Part of a data file
↓

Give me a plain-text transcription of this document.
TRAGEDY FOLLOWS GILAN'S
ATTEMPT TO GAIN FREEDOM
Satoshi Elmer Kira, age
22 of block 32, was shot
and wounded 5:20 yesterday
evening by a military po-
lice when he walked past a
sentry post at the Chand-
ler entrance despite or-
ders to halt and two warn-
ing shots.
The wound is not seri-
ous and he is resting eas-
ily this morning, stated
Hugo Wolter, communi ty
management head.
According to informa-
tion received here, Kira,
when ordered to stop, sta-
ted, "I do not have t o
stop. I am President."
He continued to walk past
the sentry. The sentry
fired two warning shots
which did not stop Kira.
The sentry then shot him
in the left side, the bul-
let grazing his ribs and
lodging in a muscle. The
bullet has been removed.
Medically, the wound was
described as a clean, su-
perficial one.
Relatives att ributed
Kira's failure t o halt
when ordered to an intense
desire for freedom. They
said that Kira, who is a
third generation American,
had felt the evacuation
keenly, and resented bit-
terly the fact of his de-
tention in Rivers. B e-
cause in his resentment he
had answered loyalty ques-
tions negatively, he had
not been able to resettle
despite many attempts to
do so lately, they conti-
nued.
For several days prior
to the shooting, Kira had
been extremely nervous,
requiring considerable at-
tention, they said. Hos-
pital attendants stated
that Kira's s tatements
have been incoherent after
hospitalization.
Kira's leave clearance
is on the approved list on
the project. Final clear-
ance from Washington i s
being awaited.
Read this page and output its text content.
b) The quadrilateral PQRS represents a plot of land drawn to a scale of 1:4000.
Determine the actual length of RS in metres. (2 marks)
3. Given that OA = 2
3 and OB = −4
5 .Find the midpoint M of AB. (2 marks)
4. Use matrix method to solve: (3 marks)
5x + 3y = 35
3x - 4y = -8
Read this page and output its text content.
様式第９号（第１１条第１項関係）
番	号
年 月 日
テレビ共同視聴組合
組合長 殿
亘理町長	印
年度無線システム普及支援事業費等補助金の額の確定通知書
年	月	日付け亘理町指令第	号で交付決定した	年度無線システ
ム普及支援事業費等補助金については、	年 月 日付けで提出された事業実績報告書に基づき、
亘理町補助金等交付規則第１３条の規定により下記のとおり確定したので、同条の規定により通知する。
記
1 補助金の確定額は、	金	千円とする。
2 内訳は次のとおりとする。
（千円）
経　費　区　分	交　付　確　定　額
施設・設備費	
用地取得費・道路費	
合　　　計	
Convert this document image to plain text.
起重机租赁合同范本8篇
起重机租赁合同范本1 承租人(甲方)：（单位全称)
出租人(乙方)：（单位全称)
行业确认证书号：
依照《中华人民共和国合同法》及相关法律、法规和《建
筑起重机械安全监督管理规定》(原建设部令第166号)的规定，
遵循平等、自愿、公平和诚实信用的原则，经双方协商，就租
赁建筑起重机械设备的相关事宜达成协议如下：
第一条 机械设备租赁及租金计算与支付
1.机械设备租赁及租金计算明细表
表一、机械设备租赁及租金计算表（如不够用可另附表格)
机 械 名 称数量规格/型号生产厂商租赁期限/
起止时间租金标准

↑

Return all of the entries exactly as they were supplied.

Give me a plain-text transcription of this document.
TRAGEDY FOLLOWS GILAN'S
ATTEMPT TO GAIN FREEDOM
Satoshi Elmer Kira, age
22 of block 32, was shot
and wounded 5:20 yesterday
evening by a military po-
lice when he walked past a
sentry post at the Chand-
ler entrance despite or-
ders to halt and two warn-
ing shots.
The wound is not seri-
ous and he is resting eas-
ily this morning, stated
Hugo Wolter, communi ty
management head.
According to informa-
tion received here, Kira,
when ordered to stop, sta-
ted, "I do not have t o
stop. I am President."
He continued to walk past
the sentry. The sentry
fired two warning shots
which did not stop Kira.
The sentry then shot him
in the left side, the bul-
let grazing his ribs and
lodging in a muscle. The
bullet has been removed.
Medically, the wound was
described as a clean, su-
perficial one.
Relatives att ributed
Kira's failure t o halt
when ordered to an intense
desire for freedom. They
said that Kira, who is a
third generation American,
had felt the evacuation
keenly, and resented bit-
terly the fact of his de-
tention in Rivers. B e-
cause in his resentment he
had answered loyalty ques-
tions negatively, he had
not been able to resettle
despite many attempts to
do so lately, they conti-
nued.
For several days prior
to the shooting, Kira had
been extremely nervous,
requiring considerable at-
tention, they said. Hos-
pital attendants stated
that Kira's s tatements
have been incoherent after
hospitalization.
Kira's leave clearance
is on the approved list on
the project. Final clear-
ance from Washington i s
being awaited.
Read this page and output its text content.
b) The quadrilateral PQRS represents a plot of land drawn to a scale of 1:4000.
Determine the actual length of RS in metres. (2 marks)
3. Given that OA = 2
3 and OB = −4
5 .Find the midpoint M of AB. (2 marks)
4. Use matrix method to solve: (3 marks)
5x + 3y = 35
3x - 4y = -8
Read this page and output its text content.
様式第９号（第１１条第１項関係）
番	号
年 月 日
テレビ共同視聴組合
組合長 殿
亘理町長	印
年度無線システム普及支援事業費等補助金の額の確定通知書
年	月	日付け亘理町指令第	号で交付決定した	年度無線システ
ム普及支援事業費等補助金については、	年 月 日付けで提出された事業実績報告書に基づき、
亘理町補助金等交付規則第１３条の規定により下記のとおり確定したので、同条の規定により通知する。
記
1 補助金の確定額は、	金	千円とする。
2 内訳は次のとおりとする。
（千円）
経　費　区　分	交　付　確　定　額
施設・設備費	
用地取得費・道路費	
合　　　計	
Convert this document image to plain text.
起重机租赁合同范本8篇
起重机租赁合同范本1 承租人(甲方)：（单位全称)
出租人(乙方)：（单位全称)
行业确认证书号：
依照《中华人民共和国合同法》及相关法律、法规和《建
筑起重机械安全监督管理规定》(原建设部令第166号)的规定，
遵循平等、自愿、公平和诚实信用的原则，经双方协商，就租
赁建筑起重机械设备的相关事宜达成协议如下：
第一条 机械设备租赁及租金计算与支付
1.机械设备租赁及租金计算明细表
表一、机械设备租赁及租金计算表（如不够用可另附表格)
机 械 名 称数量规格/型号生产厂商租赁期限/
起止时间租金标准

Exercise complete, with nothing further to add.